Page text dataset records —
-----
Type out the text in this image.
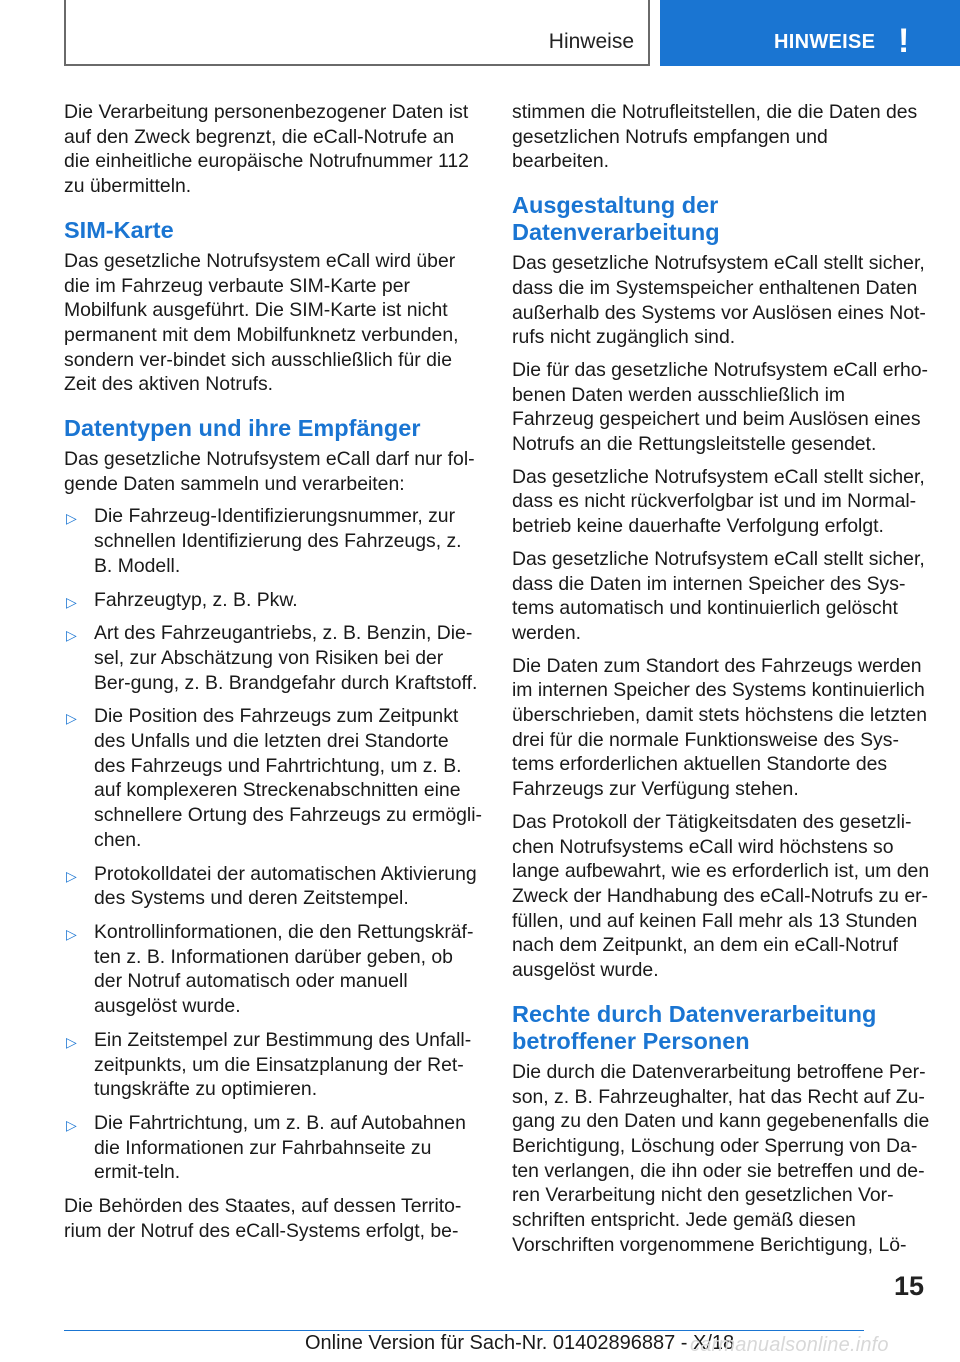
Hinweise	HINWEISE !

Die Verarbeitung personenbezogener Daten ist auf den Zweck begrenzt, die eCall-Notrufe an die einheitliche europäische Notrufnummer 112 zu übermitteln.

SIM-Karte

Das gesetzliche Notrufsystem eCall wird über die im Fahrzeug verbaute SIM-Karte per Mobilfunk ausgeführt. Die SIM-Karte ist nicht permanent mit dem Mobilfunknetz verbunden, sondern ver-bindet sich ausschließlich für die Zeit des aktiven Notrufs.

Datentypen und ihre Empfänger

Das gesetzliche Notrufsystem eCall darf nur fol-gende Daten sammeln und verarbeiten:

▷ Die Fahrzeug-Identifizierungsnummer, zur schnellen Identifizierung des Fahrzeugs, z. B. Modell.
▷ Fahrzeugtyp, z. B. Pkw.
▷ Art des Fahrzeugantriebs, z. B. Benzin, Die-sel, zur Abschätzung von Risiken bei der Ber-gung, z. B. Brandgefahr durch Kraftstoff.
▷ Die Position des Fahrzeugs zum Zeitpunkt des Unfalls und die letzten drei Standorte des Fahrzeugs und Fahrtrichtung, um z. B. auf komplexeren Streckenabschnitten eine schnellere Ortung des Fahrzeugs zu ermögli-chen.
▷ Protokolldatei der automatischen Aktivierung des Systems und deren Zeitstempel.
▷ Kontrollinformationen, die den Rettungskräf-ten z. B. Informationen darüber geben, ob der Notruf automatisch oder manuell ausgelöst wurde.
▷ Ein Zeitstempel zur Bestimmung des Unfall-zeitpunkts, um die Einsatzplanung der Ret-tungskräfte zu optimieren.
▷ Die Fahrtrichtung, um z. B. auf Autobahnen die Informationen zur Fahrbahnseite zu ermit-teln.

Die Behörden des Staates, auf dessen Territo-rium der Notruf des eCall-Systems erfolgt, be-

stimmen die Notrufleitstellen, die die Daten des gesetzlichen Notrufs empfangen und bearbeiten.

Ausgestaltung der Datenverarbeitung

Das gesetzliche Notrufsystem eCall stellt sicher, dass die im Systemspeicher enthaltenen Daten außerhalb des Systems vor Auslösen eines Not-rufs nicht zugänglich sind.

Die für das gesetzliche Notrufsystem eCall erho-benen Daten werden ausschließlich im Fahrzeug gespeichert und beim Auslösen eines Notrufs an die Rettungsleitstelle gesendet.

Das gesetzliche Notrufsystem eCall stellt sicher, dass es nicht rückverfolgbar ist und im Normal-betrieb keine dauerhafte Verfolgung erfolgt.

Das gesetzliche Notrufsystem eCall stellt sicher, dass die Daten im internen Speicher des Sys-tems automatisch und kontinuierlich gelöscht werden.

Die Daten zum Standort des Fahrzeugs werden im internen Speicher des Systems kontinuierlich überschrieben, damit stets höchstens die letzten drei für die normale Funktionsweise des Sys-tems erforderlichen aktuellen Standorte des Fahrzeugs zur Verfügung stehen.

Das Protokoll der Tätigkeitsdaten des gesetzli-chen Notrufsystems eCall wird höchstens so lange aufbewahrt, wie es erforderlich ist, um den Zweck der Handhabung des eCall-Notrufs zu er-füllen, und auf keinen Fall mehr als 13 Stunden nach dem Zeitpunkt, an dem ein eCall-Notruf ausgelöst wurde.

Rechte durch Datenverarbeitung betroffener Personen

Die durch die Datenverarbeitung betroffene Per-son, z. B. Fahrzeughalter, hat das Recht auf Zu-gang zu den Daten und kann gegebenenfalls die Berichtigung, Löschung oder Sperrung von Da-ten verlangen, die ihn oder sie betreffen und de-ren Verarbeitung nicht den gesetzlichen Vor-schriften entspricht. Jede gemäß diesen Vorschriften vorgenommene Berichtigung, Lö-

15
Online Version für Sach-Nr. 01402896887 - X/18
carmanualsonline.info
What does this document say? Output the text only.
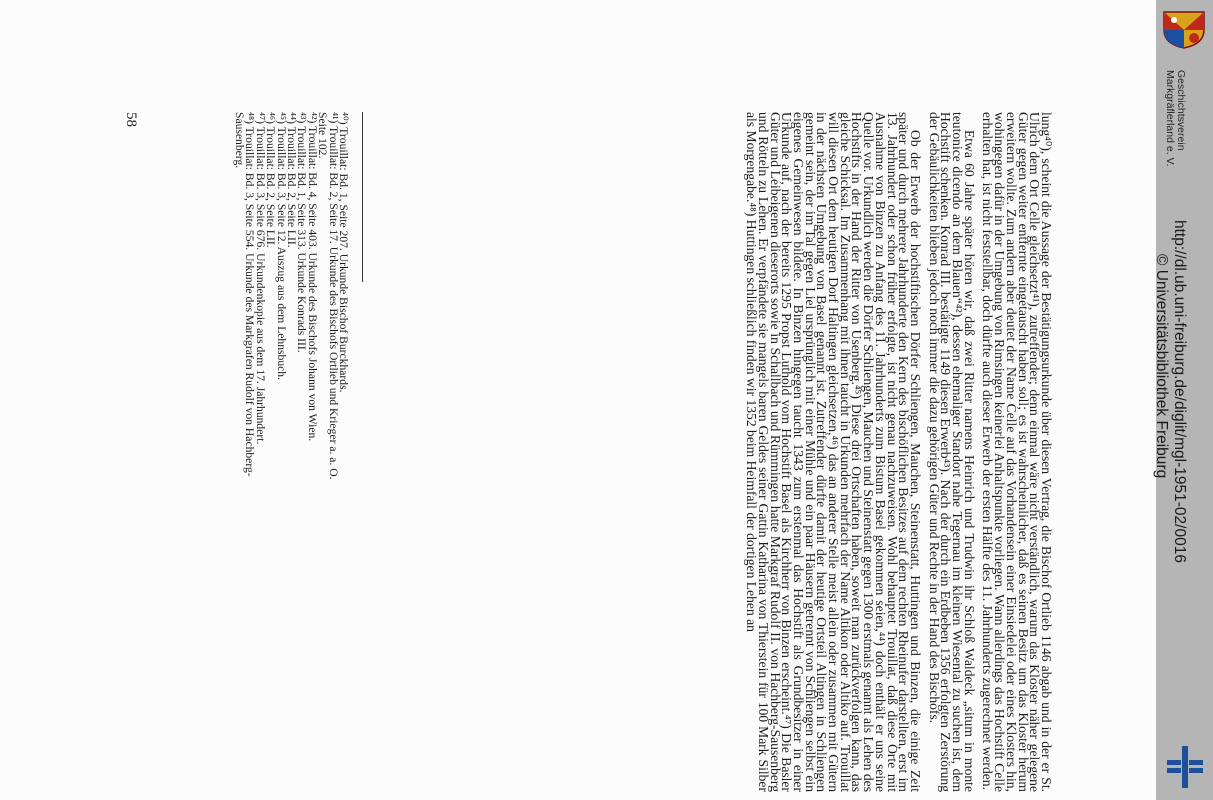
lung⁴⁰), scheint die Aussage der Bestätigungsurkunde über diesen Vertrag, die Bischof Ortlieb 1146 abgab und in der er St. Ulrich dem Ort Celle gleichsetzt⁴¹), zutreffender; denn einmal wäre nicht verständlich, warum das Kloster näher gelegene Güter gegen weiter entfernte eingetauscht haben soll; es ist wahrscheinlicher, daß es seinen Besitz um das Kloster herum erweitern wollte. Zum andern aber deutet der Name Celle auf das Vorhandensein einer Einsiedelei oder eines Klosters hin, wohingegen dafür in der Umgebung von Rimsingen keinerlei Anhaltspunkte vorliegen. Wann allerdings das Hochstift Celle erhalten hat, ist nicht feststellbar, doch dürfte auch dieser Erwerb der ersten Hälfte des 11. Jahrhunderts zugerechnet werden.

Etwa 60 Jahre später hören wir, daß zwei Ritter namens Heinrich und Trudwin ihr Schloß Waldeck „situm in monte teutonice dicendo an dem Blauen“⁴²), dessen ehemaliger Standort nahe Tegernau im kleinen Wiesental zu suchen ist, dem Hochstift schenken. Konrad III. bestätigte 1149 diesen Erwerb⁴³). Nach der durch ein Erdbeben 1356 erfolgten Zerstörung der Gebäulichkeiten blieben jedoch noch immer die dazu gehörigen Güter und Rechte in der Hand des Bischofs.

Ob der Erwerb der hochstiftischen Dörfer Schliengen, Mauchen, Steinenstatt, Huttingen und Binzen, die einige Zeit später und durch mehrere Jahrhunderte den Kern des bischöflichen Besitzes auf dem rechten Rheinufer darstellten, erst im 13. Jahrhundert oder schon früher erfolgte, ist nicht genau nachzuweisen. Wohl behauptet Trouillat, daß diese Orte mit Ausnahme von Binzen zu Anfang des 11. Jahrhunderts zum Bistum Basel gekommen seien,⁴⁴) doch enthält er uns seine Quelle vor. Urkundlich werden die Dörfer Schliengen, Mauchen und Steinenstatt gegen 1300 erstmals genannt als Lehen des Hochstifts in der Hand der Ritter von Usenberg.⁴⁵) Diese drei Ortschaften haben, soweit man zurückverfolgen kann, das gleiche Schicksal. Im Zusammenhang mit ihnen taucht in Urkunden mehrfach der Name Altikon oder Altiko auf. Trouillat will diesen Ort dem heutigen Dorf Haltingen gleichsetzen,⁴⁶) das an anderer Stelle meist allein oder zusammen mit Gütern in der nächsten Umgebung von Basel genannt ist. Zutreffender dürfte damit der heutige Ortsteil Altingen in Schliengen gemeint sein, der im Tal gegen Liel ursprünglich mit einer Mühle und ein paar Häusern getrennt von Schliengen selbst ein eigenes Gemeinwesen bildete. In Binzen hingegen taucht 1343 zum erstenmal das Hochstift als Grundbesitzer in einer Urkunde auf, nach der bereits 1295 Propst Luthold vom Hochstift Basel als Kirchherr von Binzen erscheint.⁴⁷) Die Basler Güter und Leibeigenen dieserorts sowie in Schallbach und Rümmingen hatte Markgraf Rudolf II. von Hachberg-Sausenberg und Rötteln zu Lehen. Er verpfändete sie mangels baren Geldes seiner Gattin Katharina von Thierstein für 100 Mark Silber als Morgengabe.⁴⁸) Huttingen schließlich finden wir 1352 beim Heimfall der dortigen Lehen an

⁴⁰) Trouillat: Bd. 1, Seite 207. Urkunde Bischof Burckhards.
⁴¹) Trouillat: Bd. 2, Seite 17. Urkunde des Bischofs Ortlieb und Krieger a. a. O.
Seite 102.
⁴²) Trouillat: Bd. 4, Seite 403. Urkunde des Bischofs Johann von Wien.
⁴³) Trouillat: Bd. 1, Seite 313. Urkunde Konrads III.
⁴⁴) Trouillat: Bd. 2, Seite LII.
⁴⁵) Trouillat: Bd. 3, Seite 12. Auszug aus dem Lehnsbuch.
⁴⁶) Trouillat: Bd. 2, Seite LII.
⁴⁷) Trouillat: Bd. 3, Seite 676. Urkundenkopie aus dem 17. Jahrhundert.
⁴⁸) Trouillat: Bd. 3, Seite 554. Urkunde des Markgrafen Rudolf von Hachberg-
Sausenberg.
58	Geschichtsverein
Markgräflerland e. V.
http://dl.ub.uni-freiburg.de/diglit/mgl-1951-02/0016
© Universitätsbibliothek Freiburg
-----
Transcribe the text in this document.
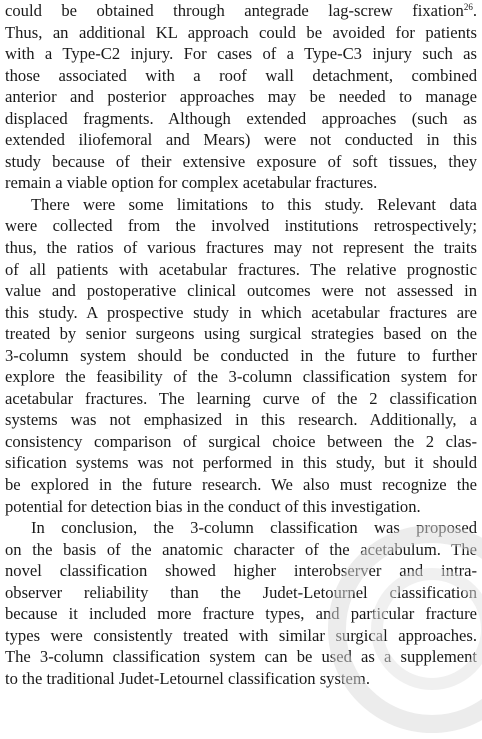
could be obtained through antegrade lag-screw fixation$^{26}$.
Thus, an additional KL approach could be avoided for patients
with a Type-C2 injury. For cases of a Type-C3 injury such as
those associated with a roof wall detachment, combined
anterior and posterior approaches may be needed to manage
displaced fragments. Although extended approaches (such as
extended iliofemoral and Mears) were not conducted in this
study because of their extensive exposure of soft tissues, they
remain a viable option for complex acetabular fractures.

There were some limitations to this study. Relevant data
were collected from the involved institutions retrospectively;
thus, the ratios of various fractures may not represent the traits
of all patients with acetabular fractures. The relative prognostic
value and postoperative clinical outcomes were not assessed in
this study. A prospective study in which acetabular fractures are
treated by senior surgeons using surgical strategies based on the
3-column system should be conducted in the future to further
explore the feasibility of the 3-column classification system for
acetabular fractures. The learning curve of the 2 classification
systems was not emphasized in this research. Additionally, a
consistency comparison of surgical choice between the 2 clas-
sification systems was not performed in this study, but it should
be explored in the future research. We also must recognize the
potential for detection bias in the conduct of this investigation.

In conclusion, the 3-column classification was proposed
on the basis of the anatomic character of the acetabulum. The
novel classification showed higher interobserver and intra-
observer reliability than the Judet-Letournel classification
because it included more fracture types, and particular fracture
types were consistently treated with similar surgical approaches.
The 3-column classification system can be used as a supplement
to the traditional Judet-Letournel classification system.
-----
Search the entries above for lines containing the word "dass", and copy each one.

EXERCISE RESULT —
Das gesetzliche Notrufsystem eCall stellt sicher, dass die im Systemspeicher enthaltenen Daten außerhalb des Systems vor Auslösen eines Not-rufs nicht zugänglich sind.
Das gesetzliche Notrufsystem eCall stellt sicher, dass es nicht rückverfolgbar ist und im Normal-betrieb keine dauerhafte Verfolgung erfolgt.
Das gesetzliche Notrufsystem eCall stellt sicher, dass die Daten im internen Speicher des Sys-tems automatisch und kontinuierlich gelöscht werden.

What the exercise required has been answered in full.